Start of Input data
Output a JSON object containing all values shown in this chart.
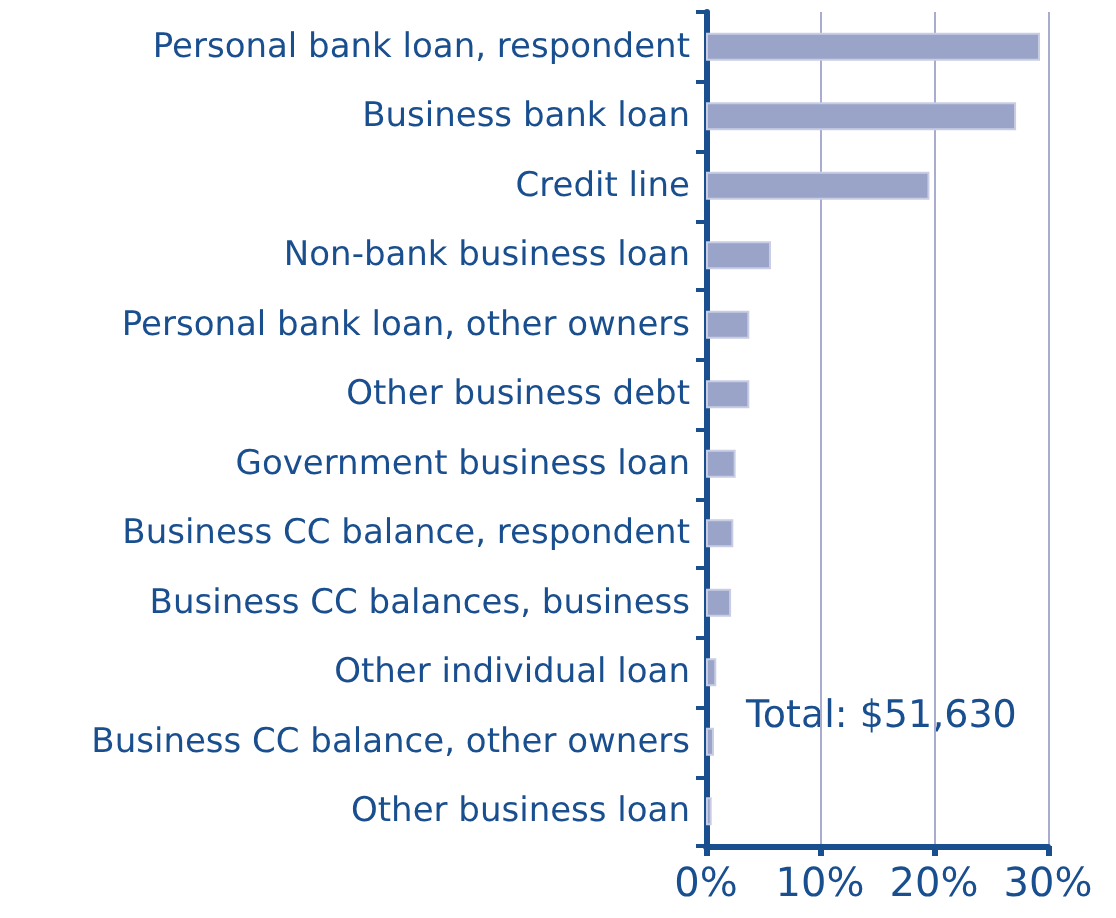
{
  "chart_data": {
    "type": "bar",
    "orientation": "horizontal",
    "categories": [
      "Personal bank loan, respondent",
      "Business bank loan",
      "Credit line",
      "Non-bank business loan",
      "Personal bank loan, other owners",
      "Other business debt",
      "Government business loan",
      "Business CC balance, respondent",
      "Business CC balances, business",
      "Other individual loan",
      "Business CC balance, other owners",
      "Other business loan"
    ],
    "values": [
      29.3,
      27.2,
      19.6,
      5.7,
      3.8,
      3.8,
      2.6,
      2.4,
      2.2,
      0.9,
      0.7,
      0.5
    ],
    "color": "#9aa3c8",
    "xlim": [
      0,
      30
    ],
    "xticks": [
      {
        "value": 0,
        "label": "0%"
      },
      {
        "value": 10,
        "label": "10%"
      },
      {
        "value": 20,
        "label": "20%"
      },
      {
        "value": 30,
        "label": "30%"
      }
    ],
    "grid": "x",
    "annotations": [
      "Total: $51,630"
    ]
  }
}
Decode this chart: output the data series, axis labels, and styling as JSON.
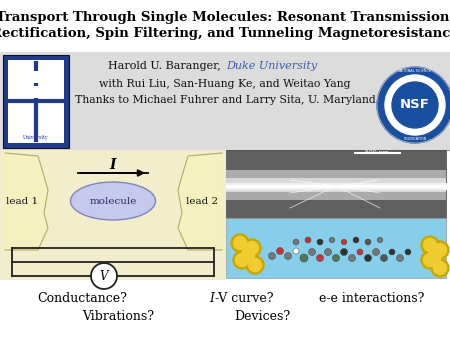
{
  "title_line1": "Transport Through Single Molecules: Resonant Transmission,",
  "title_line2": "Rectification, Spin Filtering, and Tunneling Magnetoresistance",
  "author_pre": "Harold U. Baranger, ",
  "author_duke": "Duke University",
  "collab_line": "with Rui Liu, San-Huang Ke, and Weitao Yang",
  "thanks_line": "Thanks to Michael Fuhrer and Larry Sita, U. Maryland",
  "bottom_line1_left": "Conductance?",
  "bottom_line1_mid_i": "I",
  "bottom_line1_mid_v": "-V curve?",
  "bottom_line1_right": "e-e interactions?",
  "bottom_line2_left": "Vibrations?",
  "bottom_line2_mid": "Devices?",
  "label_lead1": "lead 1",
  "label_molecule": "molecule",
  "label_lead2": "lead 2",
  "label_I": "I",
  "label_V": "V",
  "bg_color": "#ffffff",
  "title_color": "#000000",
  "duke_color": "#3a5dae",
  "lead_fill": "#f5f0c0",
  "lead_edge": "#b0a870",
  "molecule_fill": "#c5caec",
  "molecule_edge": "#8085bb",
  "header_bg": "#dcdcdc",
  "diagram_bg": "#f2eecc",
  "sem_bg": "#888888",
  "mol_model_bg": "#87ceeb",
  "gold_outer": "#c8a800",
  "gold_inner": "#f0cc30"
}
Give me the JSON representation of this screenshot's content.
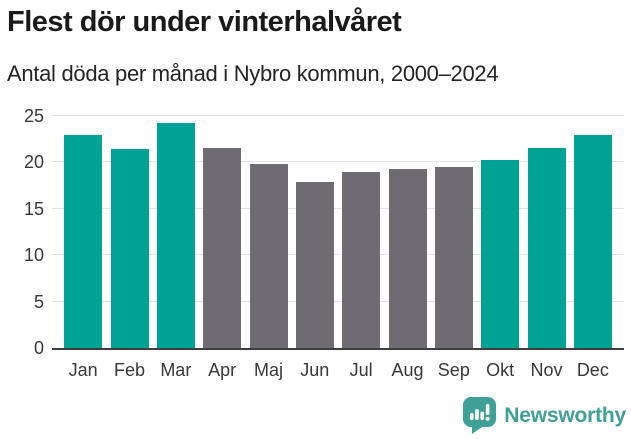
{
  "header": {
    "title": "Flest dör under vinterhalvåret",
    "subtitle": "Antal döda per månad i Nybro kommun, 2000–2024"
  },
  "chart_data": {
    "type": "bar",
    "title": "Flest dör under vinterhalvåret",
    "subtitle": "Antal döda per månad i Nybro kommun, 2000–2024",
    "categories": [
      "Jan",
      "Feb",
      "Mar",
      "Apr",
      "Maj",
      "Jun",
      "Jul",
      "Aug",
      "Sep",
      "Okt",
      "Nov",
      "Dec"
    ],
    "values": [
      23.0,
      21.4,
      24.2,
      21.6,
      19.8,
      17.9,
      19.0,
      19.3,
      19.5,
      20.3,
      21.6,
      23.0
    ],
    "highlighted": [
      true,
      true,
      true,
      false,
      false,
      false,
      false,
      false,
      false,
      true,
      true,
      true
    ],
    "highlight_color": "#00a296",
    "base_color": "#6e6c72",
    "xlabel": "",
    "ylabel": "",
    "ylim": [
      0,
      25
    ],
    "yticks": [
      0,
      5,
      10,
      15,
      20,
      25
    ],
    "grid": "horizontal",
    "grid_color": "#e4e4e4",
    "axis_line_color": "#3d3d3d",
    "tick_text_color": "#383838",
    "legend_position": "none"
  },
  "footer": {
    "brand": "Newsworthy",
    "brand_color": "#3fa098",
    "icon": "newsworthy-chart-bubble-icon"
  }
}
End of Input data
→ **Short problem**
Scan the material line by line and report each one that contains "respondent".

→ **Final result**
      "Personal bank loan, respondent",
      "Business CC balance, respondent",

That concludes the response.